## Estratto scelto
☆ ☆ ☆ ☆
Gli storici ricordano spesso la delegittimazione costante che  il sistema politico italiano ha subito da parte  dell’intellighenzia già all’indomani del processo di unificazione. Lo Statuto albertino, il Parlamento, la competizione dei partiti sono sempre apparsi come mere ‘sovrastrutture’, specchietti per le allodole  volti a dare dignità a una classe politica sostanzialmente corrotta e incompetente. Purtroppo la storia si ripete puntualmente ogni volta che va al governo una coalizione che non incontra il favore della ‘classe dei colti’.
☆ ☆ ☆ ☆
## Elenco voci
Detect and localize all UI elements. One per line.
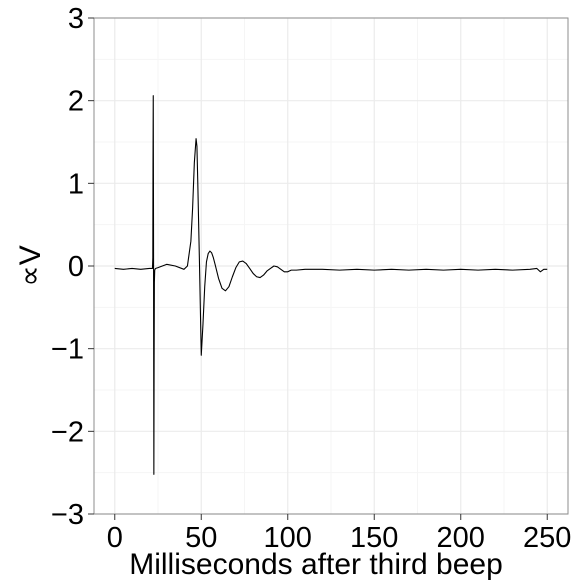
x-axis: 0 50 100 150 200 250 [107, 514, 571, 554]
y-axis-title: ∝V [14, 245, 47, 286]
x-tick-label: 200 [437, 522, 485, 554]
y-axis: −3 −2 −1 0 1 2 3 [51, 3, 94, 531]
y-tick-label: 0 [68, 251, 84, 283]
x-axis-title: Milliseconds after third beep [129, 548, 503, 581]
x-tick-label: 0 [107, 522, 123, 554]
series-layer [114, 95, 548, 475]
x-tick-label: 50 [185, 522, 217, 554]
x-tick-label: 250 [523, 522, 571, 554]
x-tick-label: 150 [350, 522, 398, 554]
y-tick-label: 2 [68, 86, 84, 118]
y-tick-label: −2 [51, 416, 84, 448]
y-tick-label: 1 [68, 168, 84, 200]
y-tick-label: −3 [51, 499, 84, 531]
y-tick-label: 3 [68, 3, 84, 35]
y-tick-label: −1 [51, 334, 84, 366]
series-line-0 [114, 95, 548, 475]
x-tick-label: 100 [264, 522, 312, 554]
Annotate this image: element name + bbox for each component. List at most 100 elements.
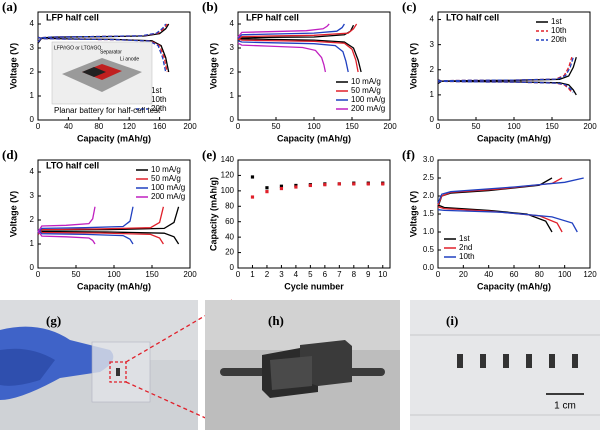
legend-label: 10 mA/g	[351, 77, 381, 86]
y-tick-label: 1	[230, 91, 235, 100]
x-tick-label: 8	[352, 270, 357, 279]
legend-label: 2nd	[459, 243, 472, 252]
x-tick-label: 7	[337, 270, 342, 279]
y-tick-label: 40	[225, 232, 234, 241]
legend-label: 1st	[151, 86, 162, 95]
x-tick-label: 1	[250, 270, 255, 279]
legend-label: 1st	[459, 234, 470, 243]
x-tick-label: 80	[535, 270, 544, 279]
x-tick-label: 0	[236, 270, 241, 279]
scatter-point	[265, 190, 269, 194]
series-line	[437, 177, 563, 233]
x-tick-label: 200	[583, 122, 597, 131]
plot-frame	[437, 11, 591, 121]
scatter-point	[265, 186, 269, 190]
scatter-point	[352, 182, 356, 186]
scatter-point	[381, 182, 385, 186]
y-tick-label: 0.5	[423, 245, 435, 254]
x-tick-label: 0	[436, 270, 441, 279]
x-tick-label: 3	[279, 270, 284, 279]
y-axis-label: Voltage (V)	[208, 43, 218, 89]
series-line	[437, 177, 584, 233]
x-tick-label: 50	[272, 122, 281, 131]
annotation: Planar battery for half-cell test	[54, 106, 161, 115]
y-tick-label: 4	[430, 15, 435, 24]
y-tick-label: 1.0	[423, 227, 435, 236]
y-tick-label: 1	[430, 90, 435, 99]
x-tick-label: 120	[123, 122, 137, 131]
y-tick-label: 80	[225, 201, 234, 210]
x-tick-label: 200	[183, 270, 197, 279]
series-line	[37, 23, 167, 73]
y-tick-label: 2	[30, 215, 35, 224]
y-tick-label: 3	[30, 43, 35, 52]
legend-label: 200 mA/g	[351, 104, 385, 113]
annotation: Separator	[100, 49, 122, 55]
y-axis-label: Voltage (V)	[408, 43, 418, 89]
x-tick-label: 150	[345, 122, 359, 131]
legend-label: 10th	[151, 95, 167, 104]
y-tick-label: 0	[30, 115, 35, 124]
x-axis-label: Capacity (mAh/g)	[277, 133, 351, 143]
y-axis-label: Voltage (V)	[408, 191, 418, 237]
scatter-point	[250, 175, 255, 179]
legend-label: 100 mA/g	[151, 183, 185, 192]
scatter-point	[279, 186, 284, 191]
photo-label: (h)	[268, 313, 284, 328]
legend-label: 100 mA/g	[351, 95, 385, 104]
legend-label: 20th	[551, 35, 567, 44]
series-line	[437, 57, 573, 93]
y-tick-label: 3	[430, 40, 435, 49]
legend-label: 10th	[459, 252, 475, 261]
annotation: LFP/rGO or LTO/rGO	[54, 45, 101, 51]
legend-label: 50 mA/g	[151, 174, 181, 183]
scatter-point	[366, 182, 370, 186]
y-tick-label: 0	[430, 115, 435, 124]
x-tick-label: 0	[36, 122, 41, 131]
chart-title: LFP half cell	[246, 12, 299, 22]
y-tick-label: 4	[30, 167, 35, 176]
plot-frame	[237, 159, 391, 269]
y-axis-label: Voltage (V)	[8, 191, 18, 237]
plot-frame	[37, 11, 191, 121]
x-tick-label: 0	[36, 270, 41, 279]
panel-label: (b)	[202, 0, 218, 14]
x-tick-label: 50	[472, 122, 481, 131]
x-axis-label: Capacity (mAh/g)	[477, 133, 551, 143]
y-tick-label: 3	[30, 191, 35, 200]
series-line	[237, 23, 349, 73]
x-axis-label: Cycle number	[284, 281, 344, 291]
x-tick-label: 4	[294, 270, 299, 279]
series-line	[37, 206, 96, 245]
y-tick-label: 120	[221, 171, 235, 180]
chart-title: LTO half cell	[46, 160, 99, 170]
series-line	[437, 177, 553, 233]
scatter-point	[337, 182, 341, 186]
scatter-point	[294, 185, 298, 189]
series-line	[237, 23, 330, 73]
chart-title: LFP half cell	[46, 12, 99, 22]
y-tick-label: 60	[225, 217, 234, 226]
photo-label: (i)	[446, 313, 458, 328]
legend-label: 1st	[551, 17, 562, 26]
y-tick-label: 0	[30, 263, 35, 272]
x-tick-label: 100	[307, 122, 321, 131]
y-tick-label: 2	[30, 67, 35, 76]
legend-label: 10 mA/g	[151, 165, 181, 174]
legend-label: 50 mA/g	[351, 86, 381, 95]
x-tick-label: 60	[510, 270, 519, 279]
x-tick-label: 100	[107, 270, 121, 279]
scatter-point	[250, 195, 255, 199]
x-axis-label: Capacity (mAh/g)	[77, 133, 151, 143]
y-tick-label: 20	[225, 248, 234, 257]
chart-title: LTO half cell	[446, 12, 499, 22]
photo-i: 1 cm (i)	[410, 300, 600, 430]
series-line	[437, 57, 577, 96]
panel-label: (f)	[402, 147, 415, 162]
y-axis-label: Voltage (V)	[8, 43, 18, 89]
series-line	[237, 23, 359, 73]
x-tick-label: 100	[507, 122, 521, 131]
x-tick-label: 80	[94, 122, 103, 131]
x-tick-label: 0	[236, 122, 241, 131]
annotation: Li anode	[120, 56, 139, 62]
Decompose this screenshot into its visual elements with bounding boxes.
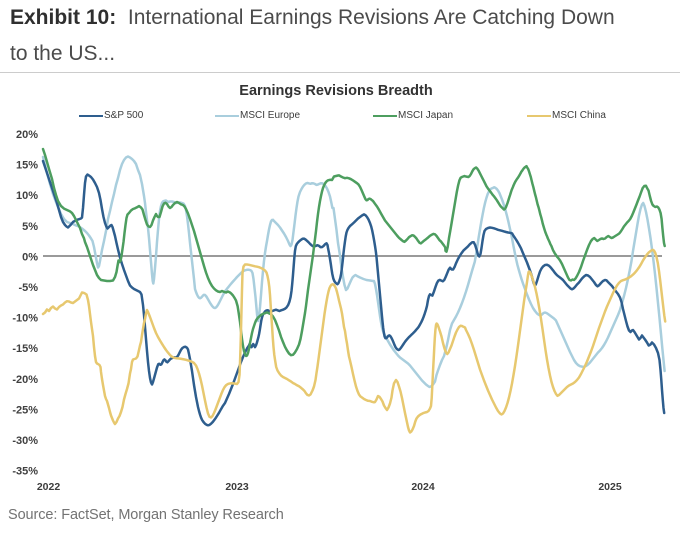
svg-text:20%: 20% xyxy=(16,129,38,141)
svg-text:10%: 10% xyxy=(16,190,38,202)
svg-text:-20%: -20% xyxy=(12,374,38,386)
svg-text:-15%: -15% xyxy=(12,343,38,355)
svg-text:-35%: -35% xyxy=(12,466,38,478)
svg-text:2025: 2025 xyxy=(598,481,622,493)
svg-text:2022: 2022 xyxy=(37,481,61,493)
svg-text:-5%: -5% xyxy=(18,282,38,294)
svg-text:-30%: -30% xyxy=(12,435,38,447)
svg-text:2024: 2024 xyxy=(411,481,435,493)
svg-text:-10%: -10% xyxy=(12,313,38,325)
svg-text:0%: 0% xyxy=(22,251,38,263)
svg-text:15%: 15% xyxy=(16,160,38,172)
svg-text:-25%: -25% xyxy=(12,404,38,416)
svg-text:5%: 5% xyxy=(22,221,38,233)
svg-text:2023: 2023 xyxy=(225,481,249,493)
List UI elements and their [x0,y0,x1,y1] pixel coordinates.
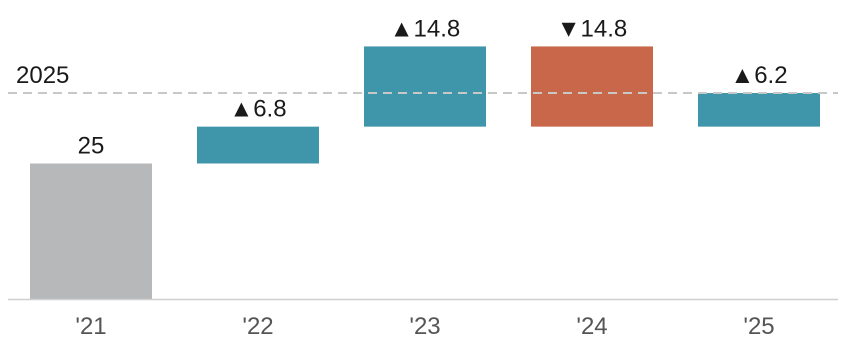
bar-value-label-0: 25 [78,133,105,160]
bars-layer [30,46,820,299]
bar-value-label-1: ▲6.8 [229,96,286,123]
labels-layer: 25 ▲6.8 ▲14.8 ▼14.8 ▲6.2 [78,15,788,159]
x-tick-label-0: '21 [75,313,106,340]
bar-value-label-2: ▲14.8 [390,15,460,42]
x-tick-label-3: '24 [576,313,607,340]
reference-line-label: 2025 [16,62,69,89]
x-axis-ticks: '21 '22 '23 '24 '25 [75,313,774,340]
x-tick-label-4: '25 [743,313,774,340]
bar-1 [197,126,319,164]
bar-value-label-3: ▼14.8 [557,15,627,42]
bar-4 [698,93,820,127]
x-tick-label-1: '22 [242,313,273,340]
bar-3 [531,46,653,127]
bar-2 [364,46,486,127]
bar-value-label-4: ▲6.2 [730,62,787,89]
x-tick-label-2: '23 [409,313,440,340]
bar-0 [30,163,152,299]
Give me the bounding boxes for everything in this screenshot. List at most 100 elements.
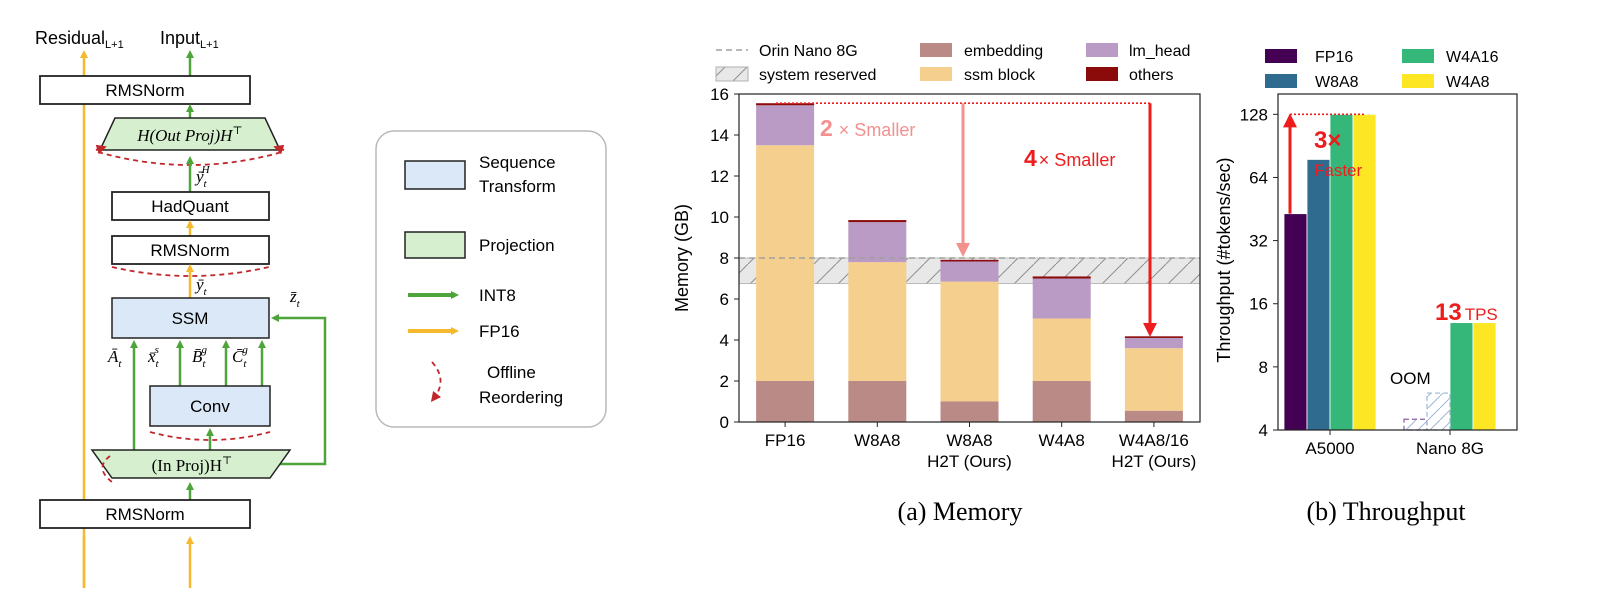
☆ ☆ ☆ ☆
Aggiorna il tratto dell'estratto scelto da "Gli storici ricordano" fino a "della ‘classe dei colti’.", sostituendo "intellighenzia" con "élite intellettuale". Le voci provengono da un'altra fonte.

Gli storici ricordano spesso la delegittimazione costante che  il sistema politico italiano ha subito da parte  dell’élite intellettuale già all’indomani del processo di unificazione. Lo Statuto albertino, il Parlamento, la competizione dei partiti sono sempre apparsi come mere ‘sovrastrutture’, specchietti per le allodole  volti a dare dignità a una classe politica sostanzialmente corrotta e incompetente. Purtroppo la storia si ripete puntualmente ogni volta che va al governo una coalizione che non incontra il favore della ‘classe dei colti’.